··· Supplied information

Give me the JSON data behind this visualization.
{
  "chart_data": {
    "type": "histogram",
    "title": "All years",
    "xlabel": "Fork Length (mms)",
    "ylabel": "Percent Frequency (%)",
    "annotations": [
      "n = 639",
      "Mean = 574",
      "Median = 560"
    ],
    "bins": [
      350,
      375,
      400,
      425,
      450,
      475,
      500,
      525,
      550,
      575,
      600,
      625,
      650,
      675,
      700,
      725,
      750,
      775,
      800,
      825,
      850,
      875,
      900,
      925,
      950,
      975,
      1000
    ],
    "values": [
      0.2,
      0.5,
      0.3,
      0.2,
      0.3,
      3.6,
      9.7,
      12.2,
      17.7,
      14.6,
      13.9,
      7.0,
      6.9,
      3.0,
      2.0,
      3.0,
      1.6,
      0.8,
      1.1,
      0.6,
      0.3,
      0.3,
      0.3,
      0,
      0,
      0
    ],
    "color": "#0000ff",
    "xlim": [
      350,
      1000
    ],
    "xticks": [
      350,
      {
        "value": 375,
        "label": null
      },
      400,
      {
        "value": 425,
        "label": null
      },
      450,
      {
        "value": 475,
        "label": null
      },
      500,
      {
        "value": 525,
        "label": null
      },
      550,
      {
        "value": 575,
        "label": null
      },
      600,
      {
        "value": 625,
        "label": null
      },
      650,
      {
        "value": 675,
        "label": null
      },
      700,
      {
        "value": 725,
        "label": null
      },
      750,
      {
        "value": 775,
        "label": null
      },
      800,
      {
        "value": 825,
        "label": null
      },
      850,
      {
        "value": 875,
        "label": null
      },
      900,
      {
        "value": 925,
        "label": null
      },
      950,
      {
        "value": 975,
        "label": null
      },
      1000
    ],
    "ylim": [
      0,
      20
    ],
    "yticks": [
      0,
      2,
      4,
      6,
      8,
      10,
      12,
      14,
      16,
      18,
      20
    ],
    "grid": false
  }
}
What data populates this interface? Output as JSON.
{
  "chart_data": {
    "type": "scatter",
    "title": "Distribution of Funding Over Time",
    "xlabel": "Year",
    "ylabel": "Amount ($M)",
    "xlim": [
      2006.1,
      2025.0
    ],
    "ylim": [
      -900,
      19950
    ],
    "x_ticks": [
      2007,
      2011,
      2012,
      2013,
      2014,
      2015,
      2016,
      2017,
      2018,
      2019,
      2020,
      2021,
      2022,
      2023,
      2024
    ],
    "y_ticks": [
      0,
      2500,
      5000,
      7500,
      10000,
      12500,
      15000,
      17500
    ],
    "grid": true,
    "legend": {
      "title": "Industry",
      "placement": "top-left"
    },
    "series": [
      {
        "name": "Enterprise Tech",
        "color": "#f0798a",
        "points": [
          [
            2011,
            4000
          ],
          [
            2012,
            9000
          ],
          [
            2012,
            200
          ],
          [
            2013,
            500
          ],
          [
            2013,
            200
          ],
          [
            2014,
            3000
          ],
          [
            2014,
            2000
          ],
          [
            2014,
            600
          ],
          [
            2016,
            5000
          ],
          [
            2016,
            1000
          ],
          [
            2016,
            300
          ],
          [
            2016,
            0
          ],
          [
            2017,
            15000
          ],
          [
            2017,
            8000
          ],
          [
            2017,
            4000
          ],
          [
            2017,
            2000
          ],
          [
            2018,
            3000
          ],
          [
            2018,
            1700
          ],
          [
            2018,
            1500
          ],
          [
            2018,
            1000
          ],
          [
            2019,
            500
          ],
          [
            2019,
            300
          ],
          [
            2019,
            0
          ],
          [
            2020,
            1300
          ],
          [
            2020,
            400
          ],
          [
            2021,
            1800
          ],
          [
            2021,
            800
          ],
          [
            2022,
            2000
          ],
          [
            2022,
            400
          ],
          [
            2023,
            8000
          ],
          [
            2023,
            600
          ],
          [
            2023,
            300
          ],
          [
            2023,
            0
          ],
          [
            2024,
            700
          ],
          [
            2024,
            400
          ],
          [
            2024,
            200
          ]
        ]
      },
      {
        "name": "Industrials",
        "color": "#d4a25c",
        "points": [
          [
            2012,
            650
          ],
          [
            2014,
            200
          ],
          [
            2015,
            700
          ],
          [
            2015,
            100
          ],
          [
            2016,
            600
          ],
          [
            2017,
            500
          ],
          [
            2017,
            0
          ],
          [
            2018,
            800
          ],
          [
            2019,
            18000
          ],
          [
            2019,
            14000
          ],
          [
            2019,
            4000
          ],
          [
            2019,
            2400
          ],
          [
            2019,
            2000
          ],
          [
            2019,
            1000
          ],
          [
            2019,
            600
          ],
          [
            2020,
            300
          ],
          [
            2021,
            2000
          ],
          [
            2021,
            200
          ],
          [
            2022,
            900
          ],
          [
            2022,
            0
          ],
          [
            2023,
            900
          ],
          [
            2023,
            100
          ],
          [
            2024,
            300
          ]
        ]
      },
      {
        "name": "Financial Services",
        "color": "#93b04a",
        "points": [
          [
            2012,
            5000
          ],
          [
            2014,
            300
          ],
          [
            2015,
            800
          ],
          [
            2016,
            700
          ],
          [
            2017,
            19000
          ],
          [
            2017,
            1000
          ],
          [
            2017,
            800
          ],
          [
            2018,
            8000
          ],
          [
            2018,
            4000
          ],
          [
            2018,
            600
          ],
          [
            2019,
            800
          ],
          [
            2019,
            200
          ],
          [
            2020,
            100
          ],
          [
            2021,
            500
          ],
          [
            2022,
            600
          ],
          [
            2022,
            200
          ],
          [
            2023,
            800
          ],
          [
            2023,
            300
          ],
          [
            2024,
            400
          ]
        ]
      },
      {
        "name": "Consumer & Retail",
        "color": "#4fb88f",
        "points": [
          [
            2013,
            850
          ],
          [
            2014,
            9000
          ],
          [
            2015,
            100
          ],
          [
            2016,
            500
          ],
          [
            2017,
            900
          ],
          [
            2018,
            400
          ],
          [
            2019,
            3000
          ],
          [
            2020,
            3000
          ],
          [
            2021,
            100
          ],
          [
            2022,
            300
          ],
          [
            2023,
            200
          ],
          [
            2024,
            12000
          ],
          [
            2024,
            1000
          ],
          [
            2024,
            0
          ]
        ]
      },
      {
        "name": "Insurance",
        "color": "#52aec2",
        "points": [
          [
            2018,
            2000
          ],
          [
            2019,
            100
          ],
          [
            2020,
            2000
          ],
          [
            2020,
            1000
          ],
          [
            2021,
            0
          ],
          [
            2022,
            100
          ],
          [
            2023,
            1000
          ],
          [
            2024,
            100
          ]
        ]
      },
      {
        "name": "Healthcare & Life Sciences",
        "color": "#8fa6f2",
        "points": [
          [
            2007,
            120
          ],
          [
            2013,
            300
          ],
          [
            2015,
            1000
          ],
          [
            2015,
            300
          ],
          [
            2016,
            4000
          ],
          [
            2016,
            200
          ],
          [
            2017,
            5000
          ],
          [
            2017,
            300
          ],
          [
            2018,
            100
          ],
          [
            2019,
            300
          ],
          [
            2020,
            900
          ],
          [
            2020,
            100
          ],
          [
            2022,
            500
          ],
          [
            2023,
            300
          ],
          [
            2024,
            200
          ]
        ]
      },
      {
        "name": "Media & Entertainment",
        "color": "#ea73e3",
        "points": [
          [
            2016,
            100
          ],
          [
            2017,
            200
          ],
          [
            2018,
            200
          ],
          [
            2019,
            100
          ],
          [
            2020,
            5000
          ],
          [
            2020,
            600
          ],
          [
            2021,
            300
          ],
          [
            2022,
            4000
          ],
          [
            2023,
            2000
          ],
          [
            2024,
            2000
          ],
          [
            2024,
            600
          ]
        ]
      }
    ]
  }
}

······

• [Work required] Gather all the lines that include the word "color" and copy them out.

• [Final result]
    "color": "#0000ff",
        "color": "#f0798a",
        "color": "#d4a25c",
        "color": "#93b04a",
        "color": "#4fb88f",
        "color": "#52aec2",
        "color": "#8fa6f2",
        "color": "#ea73e3",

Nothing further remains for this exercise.